▶ [DESCRIPTION OF THE TASK]
Give a verbatim quotation of every record.

------ THE RECORDS ------

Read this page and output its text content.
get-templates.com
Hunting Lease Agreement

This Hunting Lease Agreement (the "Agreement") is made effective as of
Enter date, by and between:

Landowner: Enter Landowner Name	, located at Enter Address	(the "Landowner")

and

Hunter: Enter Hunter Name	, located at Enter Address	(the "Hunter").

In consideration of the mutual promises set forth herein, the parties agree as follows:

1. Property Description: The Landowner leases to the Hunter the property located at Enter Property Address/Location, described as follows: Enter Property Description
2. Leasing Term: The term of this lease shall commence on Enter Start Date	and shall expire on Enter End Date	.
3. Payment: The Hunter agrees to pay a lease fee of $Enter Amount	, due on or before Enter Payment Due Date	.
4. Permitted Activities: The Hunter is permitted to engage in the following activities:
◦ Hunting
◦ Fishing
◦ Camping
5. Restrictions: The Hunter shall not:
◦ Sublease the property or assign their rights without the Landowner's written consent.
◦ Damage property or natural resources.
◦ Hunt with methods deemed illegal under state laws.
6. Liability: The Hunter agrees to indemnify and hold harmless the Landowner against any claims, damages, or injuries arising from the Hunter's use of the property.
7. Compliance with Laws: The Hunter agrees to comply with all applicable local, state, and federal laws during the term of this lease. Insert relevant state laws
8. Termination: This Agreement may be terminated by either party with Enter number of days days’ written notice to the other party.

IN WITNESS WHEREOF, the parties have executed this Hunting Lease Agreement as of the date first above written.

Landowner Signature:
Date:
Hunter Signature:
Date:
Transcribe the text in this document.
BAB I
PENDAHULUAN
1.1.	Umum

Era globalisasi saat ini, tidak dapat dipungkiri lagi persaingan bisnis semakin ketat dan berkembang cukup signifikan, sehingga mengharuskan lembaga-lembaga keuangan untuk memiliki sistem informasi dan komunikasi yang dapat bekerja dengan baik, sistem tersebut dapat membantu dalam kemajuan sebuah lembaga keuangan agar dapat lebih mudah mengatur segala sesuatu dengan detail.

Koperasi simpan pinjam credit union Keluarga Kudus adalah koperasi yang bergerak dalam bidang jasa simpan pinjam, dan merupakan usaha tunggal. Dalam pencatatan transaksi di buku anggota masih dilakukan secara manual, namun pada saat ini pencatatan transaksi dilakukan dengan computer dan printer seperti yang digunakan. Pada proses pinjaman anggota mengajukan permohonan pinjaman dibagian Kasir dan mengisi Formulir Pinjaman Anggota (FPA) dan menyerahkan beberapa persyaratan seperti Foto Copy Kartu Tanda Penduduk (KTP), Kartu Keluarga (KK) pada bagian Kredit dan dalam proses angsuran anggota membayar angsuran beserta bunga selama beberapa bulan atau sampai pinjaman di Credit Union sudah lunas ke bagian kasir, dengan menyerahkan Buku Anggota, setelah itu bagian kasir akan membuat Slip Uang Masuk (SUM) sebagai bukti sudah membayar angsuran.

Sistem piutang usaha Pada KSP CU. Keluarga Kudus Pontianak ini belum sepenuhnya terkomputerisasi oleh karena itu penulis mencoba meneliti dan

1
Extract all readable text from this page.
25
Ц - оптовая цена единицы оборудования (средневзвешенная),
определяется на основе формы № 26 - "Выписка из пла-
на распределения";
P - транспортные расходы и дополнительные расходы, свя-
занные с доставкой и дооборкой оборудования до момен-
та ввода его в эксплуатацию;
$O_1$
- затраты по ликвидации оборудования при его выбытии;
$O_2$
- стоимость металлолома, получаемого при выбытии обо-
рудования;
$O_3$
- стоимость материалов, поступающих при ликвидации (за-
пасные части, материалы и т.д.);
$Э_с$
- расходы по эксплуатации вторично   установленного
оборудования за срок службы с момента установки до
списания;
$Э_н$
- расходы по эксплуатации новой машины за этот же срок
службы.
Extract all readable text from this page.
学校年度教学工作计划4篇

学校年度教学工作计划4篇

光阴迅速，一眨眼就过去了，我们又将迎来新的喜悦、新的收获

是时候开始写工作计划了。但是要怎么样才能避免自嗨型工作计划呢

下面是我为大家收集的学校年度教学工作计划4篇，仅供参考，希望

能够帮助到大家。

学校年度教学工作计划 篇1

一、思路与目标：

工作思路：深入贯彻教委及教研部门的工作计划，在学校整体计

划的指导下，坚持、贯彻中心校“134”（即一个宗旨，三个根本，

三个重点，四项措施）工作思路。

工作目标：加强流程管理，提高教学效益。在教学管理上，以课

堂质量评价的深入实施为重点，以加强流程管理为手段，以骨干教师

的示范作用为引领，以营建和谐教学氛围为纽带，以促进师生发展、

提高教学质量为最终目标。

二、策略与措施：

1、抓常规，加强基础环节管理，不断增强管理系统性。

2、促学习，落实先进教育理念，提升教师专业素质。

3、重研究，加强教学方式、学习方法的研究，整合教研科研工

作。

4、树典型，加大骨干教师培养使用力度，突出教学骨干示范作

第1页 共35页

------

▶ [OUTPUT OF THE TASK]
Read this page and output its text content.
get-templates.com
Hunting Lease Agreement

This Hunting Lease Agreement (the "Agreement") is made effective as of
Enter date, by and between:

Landowner: Enter Landowner Name	, located at Enter Address	(the "Landowner")

and

Hunter: Enter Hunter Name	, located at Enter Address	(the "Hunter").

In consideration of the mutual promises set forth herein, the parties agree as follows:

1. Property Description: The Landowner leases to the Hunter the property located at Enter Property Address/Location, described as follows: Enter Property Description
2. Leasing Term: The term of this lease shall commence on Enter Start Date	and shall expire on Enter End Date	.
3. Payment: The Hunter agrees to pay a lease fee of $Enter Amount	, due on or before Enter Payment Due Date	.
4. Permitted Activities: The Hunter is permitted to engage in the following activities:
◦ Hunting
◦ Fishing
◦ Camping
5. Restrictions: The Hunter shall not:
◦ Sublease the property or assign their rights without the Landowner's written consent.
◦ Damage property or natural resources.
◦ Hunt with methods deemed illegal under state laws.
6. Liability: The Hunter agrees to indemnify and hold harmless the Landowner against any claims, damages, or injuries arising from the Hunter's use of the property.
7. Compliance with Laws: The Hunter agrees to comply with all applicable local, state, and federal laws during the term of this lease. Insert relevant state laws
8. Termination: This Agreement may be terminated by either party with Enter number of days days’ written notice to the other party.

IN WITNESS WHEREOF, the parties have executed this Hunting Lease Agreement as of the date first above written.

Landowner Signature:
Date:
Hunter Signature:
Date:
Transcribe the text in this document.
BAB I
PENDAHULUAN
1.1.	Umum

Era globalisasi saat ini, tidak dapat dipungkiri lagi persaingan bisnis semakin ketat dan berkembang cukup signifikan, sehingga mengharuskan lembaga-lembaga keuangan untuk memiliki sistem informasi dan komunikasi yang dapat bekerja dengan baik, sistem tersebut dapat membantu dalam kemajuan sebuah lembaga keuangan agar dapat lebih mudah mengatur segala sesuatu dengan detail.

Koperasi simpan pinjam credit union Keluarga Kudus adalah koperasi yang bergerak dalam bidang jasa simpan pinjam, dan merupakan usaha tunggal. Dalam pencatatan transaksi di buku anggota masih dilakukan secara manual, namun pada saat ini pencatatan transaksi dilakukan dengan computer dan printer seperti yang digunakan. Pada proses pinjaman anggota mengajukan permohonan pinjaman dibagian Kasir dan mengisi Formulir Pinjaman Anggota (FPA) dan menyerahkan beberapa persyaratan seperti Foto Copy Kartu Tanda Penduduk (KTP), Kartu Keluarga (KK) pada bagian Kredit dan dalam proses angsuran anggota membayar angsuran beserta bunga selama beberapa bulan atau sampai pinjaman di Credit Union sudah lunas ke bagian kasir, dengan menyerahkan Buku Anggota, setelah itu bagian kasir akan membuat Slip Uang Masuk (SUM) sebagai bukti sudah membayar angsuran.

Sistem piutang usaha Pada KSP CU. Keluarga Kudus Pontianak ini belum sepenuhnya terkomputerisasi oleh karena itu penulis mencoba meneliti dan

1
Extract all readable text from this page.
25
Ц - оптовая цена единицы оборудования (средневзвешенная),
определяется на основе формы № 26 - "Выписка из пла-
на распределения";
P - транспортные расходы и дополнительные расходы, свя-
занные с доставкой и дооборкой оборудования до момен-
та ввода его в эксплуатацию;
$O_1$
- затраты по ликвидации оборудования при его выбытии;
$O_2$
- стоимость металлолома, получаемого при выбытии обо-
рудования;
$O_3$
- стоимость материалов, поступающих при ликвидации (за-
пасные части, материалы и т.д.);
$Э_с$
- расходы по эксплуатации вторично   установленного
оборудования за срок службы с момента установки до
списания;
$Э_н$
- расходы по эксплуатации новой машины за этот же срок
службы.
Extract all readable text from this page.
学校年度教学工作计划4篇

学校年度教学工作计划4篇

光阴迅速，一眨眼就过去了，我们又将迎来新的喜悦、新的收获

是时候开始写工作计划了。但是要怎么样才能避免自嗨型工作计划呢

下面是我为大家收集的学校年度教学工作计划4篇，仅供参考，希望

能够帮助到大家。

学校年度教学工作计划 篇1

一、思路与目标：

工作思路：深入贯彻教委及教研部门的工作计划，在学校整体计

划的指导下，坚持、贯彻中心校“134”（即一个宗旨，三个根本，

三个重点，四项措施）工作思路。

工作目标：加强流程管理，提高教学效益。在教学管理上，以课

堂质量评价的深入实施为重点，以加强流程管理为手段，以骨干教师

的示范作用为引领，以营建和谐教学氛围为纽带，以促进师生发展、

提高教学质量为最终目标。

二、策略与措施：

1、抓常规，加强基础环节管理，不断增强管理系统性。

2、促学习，落实先进教育理念，提升教师专业素质。

3、重研究，加强教学方式、学习方法的研究，整合教研科研工

作。

4、树典型，加大骨干教师培养使用力度，突出教学骨干示范作

第1页 共35页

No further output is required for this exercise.